Peroration of the Speech before the High Court of Parliament, in February, 1788.

My Lords, you have now heard the principles on which Mr. Hastings governs the part of Asia subjected to the British empire. Here he has declared his opinion, that he is a despotic prince; that he is to use arbitrary power; and, of course, all his acts are covered with that shield. "I know," says he, "the Constitution of Asia only from its practice. Will your Lordships submit to hear the corrupt practices of mankind made the principles of Government?

He have arbitrary power! My Lords, the East India Company have not arbitrary power to give him; the King has no arbitrary power to give him; your Lordships have not; nor the Commons; nor the whole Legislature. We have no arbitrary power to give, because arbitrary power is a thing which neither any man can hold nor any man can give. No man can lawfully govern himself according to his own will, much less can one person be governed by the will of another. We are all born in subjection, all born equally, high and low, governors and governed, in subjection to one great, immutable, preëxistent law, prior to all our devices, and prior to all our contrivances, paramount to all our ideas and all our sensations, antecedent to our very existence, by which we are knit and connected in the eternal frame of the universe, out of which we cannot stir.

List of tasks
a - Answer each of these questions from the speech on Mr. Hastings, one answer per line:
(i) In what month and year was the speech given?
(ii) What does Mr. Hastings declare himself to be?
(iii) Which parties does the speaker name as having no arbitrary power to give him?
b - Translate this sentence from the speech on Mr. Hastings into French: "No man can lawfully govern himself according to his own will, much less can one person be governed by the will of another."
The items that come next are separate material and are not part of the speech.

Data shown
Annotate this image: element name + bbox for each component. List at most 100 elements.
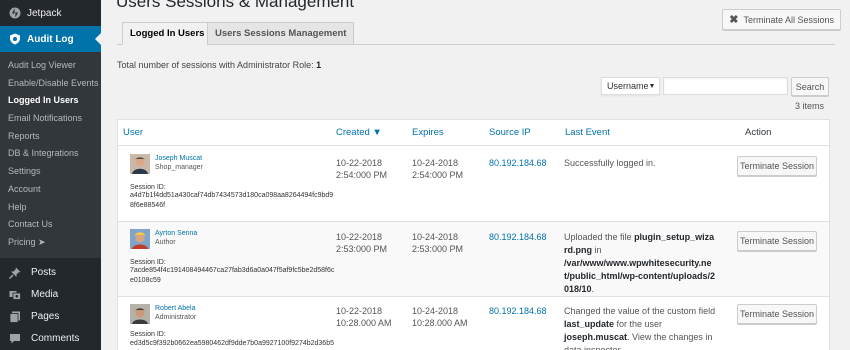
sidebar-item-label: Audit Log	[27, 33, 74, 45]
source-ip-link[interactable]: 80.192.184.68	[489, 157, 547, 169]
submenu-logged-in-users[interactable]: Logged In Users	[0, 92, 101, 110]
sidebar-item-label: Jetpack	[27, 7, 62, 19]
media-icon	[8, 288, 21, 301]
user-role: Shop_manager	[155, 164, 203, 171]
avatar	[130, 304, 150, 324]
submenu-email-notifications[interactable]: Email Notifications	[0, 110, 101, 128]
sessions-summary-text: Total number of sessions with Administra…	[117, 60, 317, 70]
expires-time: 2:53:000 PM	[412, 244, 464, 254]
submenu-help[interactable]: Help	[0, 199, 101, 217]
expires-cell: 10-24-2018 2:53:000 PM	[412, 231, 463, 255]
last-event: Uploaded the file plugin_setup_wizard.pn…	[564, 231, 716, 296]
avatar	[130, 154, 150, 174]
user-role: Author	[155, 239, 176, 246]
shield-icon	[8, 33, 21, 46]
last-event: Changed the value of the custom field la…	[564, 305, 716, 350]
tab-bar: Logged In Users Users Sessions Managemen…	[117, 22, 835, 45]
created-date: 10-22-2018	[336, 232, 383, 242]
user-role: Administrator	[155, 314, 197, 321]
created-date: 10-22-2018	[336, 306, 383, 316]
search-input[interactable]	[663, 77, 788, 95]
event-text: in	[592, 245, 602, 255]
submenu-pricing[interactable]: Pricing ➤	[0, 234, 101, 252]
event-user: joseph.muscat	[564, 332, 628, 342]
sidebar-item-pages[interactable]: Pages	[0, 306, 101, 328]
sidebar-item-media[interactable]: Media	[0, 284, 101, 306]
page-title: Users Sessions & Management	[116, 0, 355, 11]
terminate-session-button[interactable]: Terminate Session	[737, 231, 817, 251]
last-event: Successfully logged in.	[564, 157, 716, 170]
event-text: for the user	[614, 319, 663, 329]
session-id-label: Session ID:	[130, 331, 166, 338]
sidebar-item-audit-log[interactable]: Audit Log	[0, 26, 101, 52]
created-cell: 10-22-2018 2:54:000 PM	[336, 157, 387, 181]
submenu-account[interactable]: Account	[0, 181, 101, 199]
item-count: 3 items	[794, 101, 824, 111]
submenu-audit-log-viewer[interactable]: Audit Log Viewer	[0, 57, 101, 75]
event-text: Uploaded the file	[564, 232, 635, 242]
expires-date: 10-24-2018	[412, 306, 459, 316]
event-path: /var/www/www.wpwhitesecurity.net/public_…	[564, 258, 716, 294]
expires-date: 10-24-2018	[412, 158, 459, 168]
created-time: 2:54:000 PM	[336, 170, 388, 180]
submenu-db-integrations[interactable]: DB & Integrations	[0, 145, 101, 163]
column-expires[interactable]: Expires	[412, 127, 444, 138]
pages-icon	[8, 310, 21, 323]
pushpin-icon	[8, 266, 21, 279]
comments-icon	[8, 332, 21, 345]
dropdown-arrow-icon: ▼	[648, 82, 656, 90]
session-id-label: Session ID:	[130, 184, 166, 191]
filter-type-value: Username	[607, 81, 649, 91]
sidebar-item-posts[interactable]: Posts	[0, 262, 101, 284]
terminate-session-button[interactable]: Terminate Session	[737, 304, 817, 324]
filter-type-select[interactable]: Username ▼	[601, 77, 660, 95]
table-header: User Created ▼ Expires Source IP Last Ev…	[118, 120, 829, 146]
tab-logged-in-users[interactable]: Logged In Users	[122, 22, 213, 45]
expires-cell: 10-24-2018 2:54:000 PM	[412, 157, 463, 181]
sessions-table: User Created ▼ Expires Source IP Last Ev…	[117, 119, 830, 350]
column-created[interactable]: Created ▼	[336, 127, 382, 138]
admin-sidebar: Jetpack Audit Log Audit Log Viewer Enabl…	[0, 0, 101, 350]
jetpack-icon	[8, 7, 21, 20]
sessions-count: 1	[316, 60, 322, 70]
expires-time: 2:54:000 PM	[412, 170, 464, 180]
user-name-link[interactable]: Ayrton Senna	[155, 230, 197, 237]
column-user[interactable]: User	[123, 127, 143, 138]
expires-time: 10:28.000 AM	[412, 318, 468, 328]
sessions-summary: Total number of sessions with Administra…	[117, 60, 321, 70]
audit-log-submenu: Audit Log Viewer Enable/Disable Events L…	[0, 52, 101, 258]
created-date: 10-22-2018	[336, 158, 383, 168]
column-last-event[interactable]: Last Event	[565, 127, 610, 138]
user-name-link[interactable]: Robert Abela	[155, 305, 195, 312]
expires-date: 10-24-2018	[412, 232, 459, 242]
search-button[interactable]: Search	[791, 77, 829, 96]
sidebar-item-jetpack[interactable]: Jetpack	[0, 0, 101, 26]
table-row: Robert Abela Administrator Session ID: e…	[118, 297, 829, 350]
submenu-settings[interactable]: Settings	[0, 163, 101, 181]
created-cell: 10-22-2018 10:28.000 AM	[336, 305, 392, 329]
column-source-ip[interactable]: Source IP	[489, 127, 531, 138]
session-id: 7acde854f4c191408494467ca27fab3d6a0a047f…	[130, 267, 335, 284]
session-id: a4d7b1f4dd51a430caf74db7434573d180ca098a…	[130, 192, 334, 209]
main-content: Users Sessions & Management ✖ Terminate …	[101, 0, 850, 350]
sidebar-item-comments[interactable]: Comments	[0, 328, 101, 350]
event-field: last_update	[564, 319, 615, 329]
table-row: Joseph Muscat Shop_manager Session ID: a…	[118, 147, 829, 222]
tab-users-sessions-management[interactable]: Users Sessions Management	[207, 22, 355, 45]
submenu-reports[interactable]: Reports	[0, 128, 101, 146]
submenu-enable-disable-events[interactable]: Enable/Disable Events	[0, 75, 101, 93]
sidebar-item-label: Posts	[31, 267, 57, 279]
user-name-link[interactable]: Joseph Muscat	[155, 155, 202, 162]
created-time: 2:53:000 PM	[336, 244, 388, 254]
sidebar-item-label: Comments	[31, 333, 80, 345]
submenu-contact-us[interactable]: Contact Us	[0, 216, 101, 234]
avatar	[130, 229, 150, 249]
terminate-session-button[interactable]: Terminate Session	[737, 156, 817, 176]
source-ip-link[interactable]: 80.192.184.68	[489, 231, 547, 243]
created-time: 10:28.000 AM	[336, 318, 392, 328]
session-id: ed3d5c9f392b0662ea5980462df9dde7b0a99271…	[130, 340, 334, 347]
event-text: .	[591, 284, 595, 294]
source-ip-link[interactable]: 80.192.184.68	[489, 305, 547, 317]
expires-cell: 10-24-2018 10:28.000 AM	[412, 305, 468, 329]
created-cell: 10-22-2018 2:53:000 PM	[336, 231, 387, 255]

Results for the exercise
a -
(i) February 1788.
(ii) A despotic prince.
(iii) The East India Company, the King, the Lords, the Commons and the whole Legislature.

b - Nul ne peut légitimement se gouverner selon sa propre volonté, et encore moins une personne peut-elle être gouvernée par la volonté d'une autre.